Exercise details » Find the string "name" in the data, then copy every line where it is found.

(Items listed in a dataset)
____________

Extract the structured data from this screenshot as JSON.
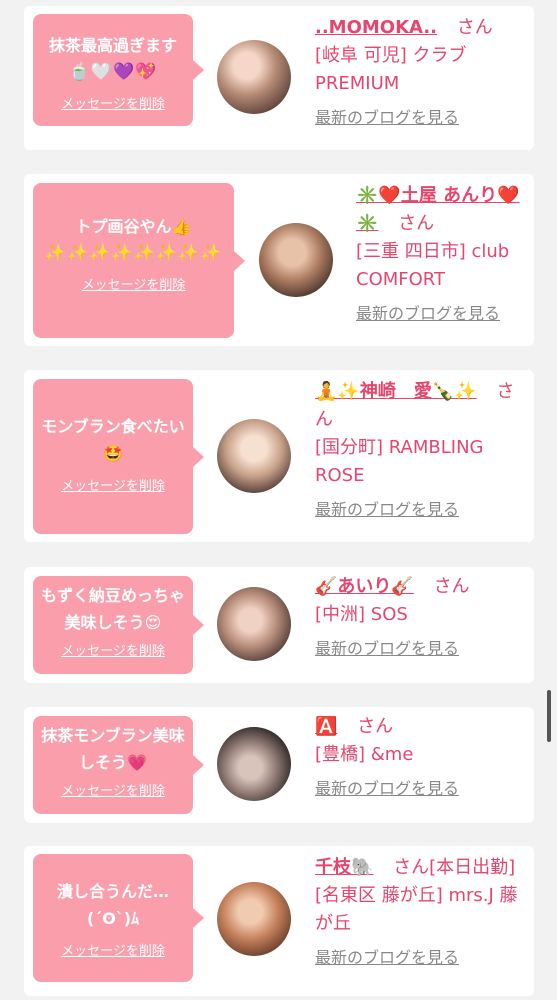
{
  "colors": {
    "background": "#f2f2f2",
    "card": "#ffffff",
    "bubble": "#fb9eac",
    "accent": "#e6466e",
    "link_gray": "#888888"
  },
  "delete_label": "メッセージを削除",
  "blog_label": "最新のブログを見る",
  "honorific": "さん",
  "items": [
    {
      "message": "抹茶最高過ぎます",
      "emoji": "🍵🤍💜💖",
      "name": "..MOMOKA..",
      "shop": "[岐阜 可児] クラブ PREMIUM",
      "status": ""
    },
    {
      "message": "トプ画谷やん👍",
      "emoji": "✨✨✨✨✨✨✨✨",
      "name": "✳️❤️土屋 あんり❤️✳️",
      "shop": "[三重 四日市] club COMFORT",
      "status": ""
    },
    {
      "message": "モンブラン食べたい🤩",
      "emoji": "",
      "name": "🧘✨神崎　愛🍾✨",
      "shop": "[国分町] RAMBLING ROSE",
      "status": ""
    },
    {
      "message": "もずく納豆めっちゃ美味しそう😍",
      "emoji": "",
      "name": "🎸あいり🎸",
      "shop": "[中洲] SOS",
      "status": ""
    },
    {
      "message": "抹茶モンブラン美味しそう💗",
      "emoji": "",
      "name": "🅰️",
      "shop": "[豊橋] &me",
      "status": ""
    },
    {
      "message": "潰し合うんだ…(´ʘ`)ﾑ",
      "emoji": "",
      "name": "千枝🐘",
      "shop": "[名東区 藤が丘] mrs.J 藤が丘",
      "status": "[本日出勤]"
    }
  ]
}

____________

Result of this exercise »
      "name": "..MOMOKA..",
      "name": "✳️❤️土屋 あんり❤️✳️",
      "name": "🧘✨神崎　愛🍾✨",
      "name": "🎸あいり🎸",
      "name": "🅰️",
      "name": "千枝🐘",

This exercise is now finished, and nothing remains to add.